— Begin —
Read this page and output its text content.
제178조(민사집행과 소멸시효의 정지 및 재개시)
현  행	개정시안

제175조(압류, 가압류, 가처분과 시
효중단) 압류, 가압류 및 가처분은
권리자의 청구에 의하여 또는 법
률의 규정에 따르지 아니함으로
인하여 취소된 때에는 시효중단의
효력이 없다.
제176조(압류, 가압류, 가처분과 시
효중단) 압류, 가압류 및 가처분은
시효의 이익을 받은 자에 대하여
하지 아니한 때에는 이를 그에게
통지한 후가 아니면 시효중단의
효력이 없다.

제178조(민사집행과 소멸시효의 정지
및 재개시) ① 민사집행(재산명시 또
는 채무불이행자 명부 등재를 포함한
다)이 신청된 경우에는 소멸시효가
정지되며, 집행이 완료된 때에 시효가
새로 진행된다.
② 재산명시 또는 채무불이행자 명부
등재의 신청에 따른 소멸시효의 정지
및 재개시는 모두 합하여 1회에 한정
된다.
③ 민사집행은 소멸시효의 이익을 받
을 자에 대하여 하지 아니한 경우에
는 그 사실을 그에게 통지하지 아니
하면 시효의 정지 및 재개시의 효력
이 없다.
— End —
— Begin —
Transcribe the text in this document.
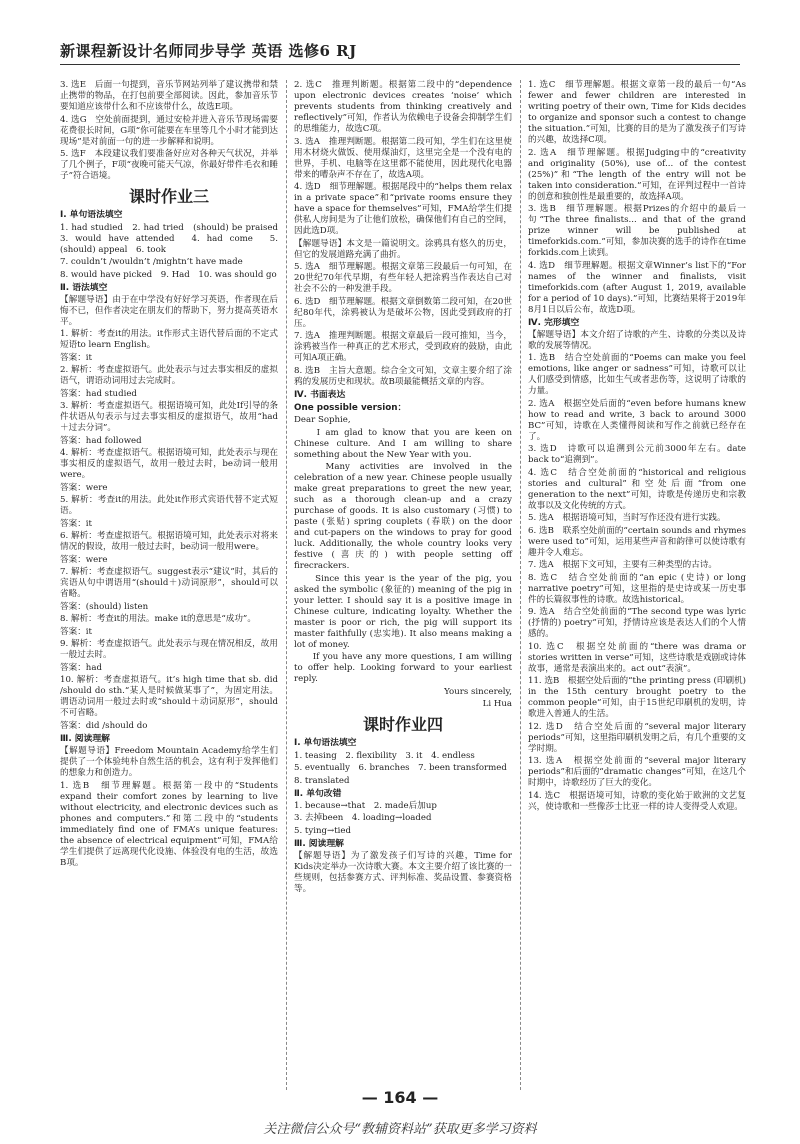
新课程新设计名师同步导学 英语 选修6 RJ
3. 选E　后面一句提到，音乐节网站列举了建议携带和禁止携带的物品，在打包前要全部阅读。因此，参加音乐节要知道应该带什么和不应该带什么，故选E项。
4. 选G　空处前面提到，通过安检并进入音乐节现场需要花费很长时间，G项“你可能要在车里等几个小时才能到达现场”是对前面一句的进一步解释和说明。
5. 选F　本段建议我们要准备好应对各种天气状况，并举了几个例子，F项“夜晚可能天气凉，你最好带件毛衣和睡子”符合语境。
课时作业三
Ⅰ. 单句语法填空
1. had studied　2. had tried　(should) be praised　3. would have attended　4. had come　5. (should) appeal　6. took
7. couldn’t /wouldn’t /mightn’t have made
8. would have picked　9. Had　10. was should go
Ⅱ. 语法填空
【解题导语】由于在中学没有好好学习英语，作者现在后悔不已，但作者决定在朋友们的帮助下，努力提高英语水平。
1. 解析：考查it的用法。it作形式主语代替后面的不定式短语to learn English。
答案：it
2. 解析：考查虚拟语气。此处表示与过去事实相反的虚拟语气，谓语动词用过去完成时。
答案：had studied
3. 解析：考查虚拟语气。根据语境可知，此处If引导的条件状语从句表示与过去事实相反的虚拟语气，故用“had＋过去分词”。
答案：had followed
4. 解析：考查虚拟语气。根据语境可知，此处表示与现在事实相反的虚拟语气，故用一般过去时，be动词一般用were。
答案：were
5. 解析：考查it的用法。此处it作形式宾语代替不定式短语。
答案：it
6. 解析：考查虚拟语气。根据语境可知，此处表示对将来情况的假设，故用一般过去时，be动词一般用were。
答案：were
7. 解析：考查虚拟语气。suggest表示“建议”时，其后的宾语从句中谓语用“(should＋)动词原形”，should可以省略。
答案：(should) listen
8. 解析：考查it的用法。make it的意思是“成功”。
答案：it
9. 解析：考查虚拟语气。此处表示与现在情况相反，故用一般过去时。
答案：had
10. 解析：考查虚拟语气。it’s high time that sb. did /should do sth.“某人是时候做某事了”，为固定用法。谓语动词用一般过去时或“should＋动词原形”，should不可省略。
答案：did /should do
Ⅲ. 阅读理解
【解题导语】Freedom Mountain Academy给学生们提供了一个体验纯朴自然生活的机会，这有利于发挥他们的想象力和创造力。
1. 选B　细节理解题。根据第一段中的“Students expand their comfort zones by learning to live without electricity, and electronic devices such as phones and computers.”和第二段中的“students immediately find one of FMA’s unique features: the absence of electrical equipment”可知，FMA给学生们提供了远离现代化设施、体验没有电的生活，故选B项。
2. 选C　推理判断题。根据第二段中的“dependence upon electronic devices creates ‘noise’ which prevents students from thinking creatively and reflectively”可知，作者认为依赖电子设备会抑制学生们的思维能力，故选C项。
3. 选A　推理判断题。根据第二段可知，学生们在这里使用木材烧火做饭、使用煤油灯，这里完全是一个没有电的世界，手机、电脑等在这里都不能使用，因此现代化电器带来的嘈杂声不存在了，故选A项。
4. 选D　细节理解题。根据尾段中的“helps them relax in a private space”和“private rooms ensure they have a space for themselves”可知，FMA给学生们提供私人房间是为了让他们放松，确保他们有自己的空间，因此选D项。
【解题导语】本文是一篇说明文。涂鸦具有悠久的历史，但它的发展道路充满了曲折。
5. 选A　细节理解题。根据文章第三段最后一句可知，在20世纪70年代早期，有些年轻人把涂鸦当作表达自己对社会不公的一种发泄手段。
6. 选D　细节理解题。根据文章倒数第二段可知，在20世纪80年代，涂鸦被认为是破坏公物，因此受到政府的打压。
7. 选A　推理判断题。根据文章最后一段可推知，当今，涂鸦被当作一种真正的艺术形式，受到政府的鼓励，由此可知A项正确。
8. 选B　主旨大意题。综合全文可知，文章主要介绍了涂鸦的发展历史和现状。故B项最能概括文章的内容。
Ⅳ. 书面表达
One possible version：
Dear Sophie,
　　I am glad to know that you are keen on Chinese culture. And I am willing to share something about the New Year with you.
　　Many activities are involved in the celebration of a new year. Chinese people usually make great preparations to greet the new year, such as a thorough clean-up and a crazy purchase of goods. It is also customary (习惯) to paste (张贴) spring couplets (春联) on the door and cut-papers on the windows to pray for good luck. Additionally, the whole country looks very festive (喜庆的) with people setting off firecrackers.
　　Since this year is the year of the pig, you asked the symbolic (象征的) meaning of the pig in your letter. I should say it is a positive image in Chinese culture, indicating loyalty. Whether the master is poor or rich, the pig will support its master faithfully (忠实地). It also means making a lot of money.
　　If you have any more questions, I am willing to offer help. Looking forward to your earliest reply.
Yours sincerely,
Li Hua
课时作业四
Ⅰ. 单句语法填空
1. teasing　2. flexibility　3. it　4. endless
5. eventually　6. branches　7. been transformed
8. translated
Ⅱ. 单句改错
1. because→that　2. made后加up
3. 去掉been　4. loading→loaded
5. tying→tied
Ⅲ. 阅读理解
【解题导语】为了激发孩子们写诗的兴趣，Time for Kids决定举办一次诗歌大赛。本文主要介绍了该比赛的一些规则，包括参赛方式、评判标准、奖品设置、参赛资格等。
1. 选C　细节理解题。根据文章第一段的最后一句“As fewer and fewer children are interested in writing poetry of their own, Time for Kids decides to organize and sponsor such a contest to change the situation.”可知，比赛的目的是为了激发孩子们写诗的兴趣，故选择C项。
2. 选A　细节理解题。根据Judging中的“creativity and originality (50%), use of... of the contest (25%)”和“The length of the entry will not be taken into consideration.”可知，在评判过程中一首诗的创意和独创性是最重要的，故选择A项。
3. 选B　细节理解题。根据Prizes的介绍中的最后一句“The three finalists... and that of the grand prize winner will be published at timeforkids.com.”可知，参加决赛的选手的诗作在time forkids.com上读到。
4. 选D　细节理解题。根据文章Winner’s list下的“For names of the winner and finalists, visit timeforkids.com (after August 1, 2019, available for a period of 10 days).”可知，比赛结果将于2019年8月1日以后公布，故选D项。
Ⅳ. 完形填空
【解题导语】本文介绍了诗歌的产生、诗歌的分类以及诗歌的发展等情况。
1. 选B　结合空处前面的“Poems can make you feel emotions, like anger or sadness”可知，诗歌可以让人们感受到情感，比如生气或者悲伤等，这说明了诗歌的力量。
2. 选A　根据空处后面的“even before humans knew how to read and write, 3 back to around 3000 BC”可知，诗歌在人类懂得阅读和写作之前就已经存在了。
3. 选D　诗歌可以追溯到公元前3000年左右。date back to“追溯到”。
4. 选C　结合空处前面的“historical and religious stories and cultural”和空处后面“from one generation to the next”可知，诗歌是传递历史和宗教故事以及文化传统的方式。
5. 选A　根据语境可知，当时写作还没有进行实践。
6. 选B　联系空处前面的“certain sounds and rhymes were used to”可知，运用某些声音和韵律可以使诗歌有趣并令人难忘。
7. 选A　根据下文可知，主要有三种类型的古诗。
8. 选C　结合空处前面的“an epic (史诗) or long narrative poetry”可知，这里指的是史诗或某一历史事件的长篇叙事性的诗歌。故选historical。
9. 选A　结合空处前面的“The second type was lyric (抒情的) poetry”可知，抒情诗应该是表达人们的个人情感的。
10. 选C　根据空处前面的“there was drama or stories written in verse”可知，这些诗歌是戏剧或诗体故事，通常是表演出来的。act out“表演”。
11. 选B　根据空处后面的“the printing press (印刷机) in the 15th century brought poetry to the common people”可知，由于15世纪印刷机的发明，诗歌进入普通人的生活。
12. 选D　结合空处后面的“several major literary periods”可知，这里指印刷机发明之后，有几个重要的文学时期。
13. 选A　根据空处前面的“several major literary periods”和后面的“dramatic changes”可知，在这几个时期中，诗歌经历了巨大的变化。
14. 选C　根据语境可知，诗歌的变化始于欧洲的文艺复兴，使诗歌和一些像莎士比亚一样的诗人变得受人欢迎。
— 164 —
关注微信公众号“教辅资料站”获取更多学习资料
— End —
* **WHAT YOU HAVE TO DO**: Filter the listing above by the word "Chinese"; copy each line that passes.

* **COMPLETE OUTPUT**:
　　I am glad to know that you are keen on Chinese culture. And I am willing to share something about the New Year with you.
　　Many activities are involved in the celebration of a new year. Chinese people usually make great preparations to greet the new year, such as a thorough clean-up and a crazy purchase of goods. It is also customary (习惯) to paste (张贴) spring couplets (春联) on the door and cut-papers on the windows to pray for good luck. Additionally, the whole country looks very festive (喜庆的) with people setting off firecrackers.
　　Since this year is the year of the pig, you asked the symbolic (象征的) meaning of the pig in your letter. I should say it is a positive image in Chinese culture, indicating loyalty. Whether the master is poor or rich, the pig will support its master faithfully (忠实地). It also means making a lot of money.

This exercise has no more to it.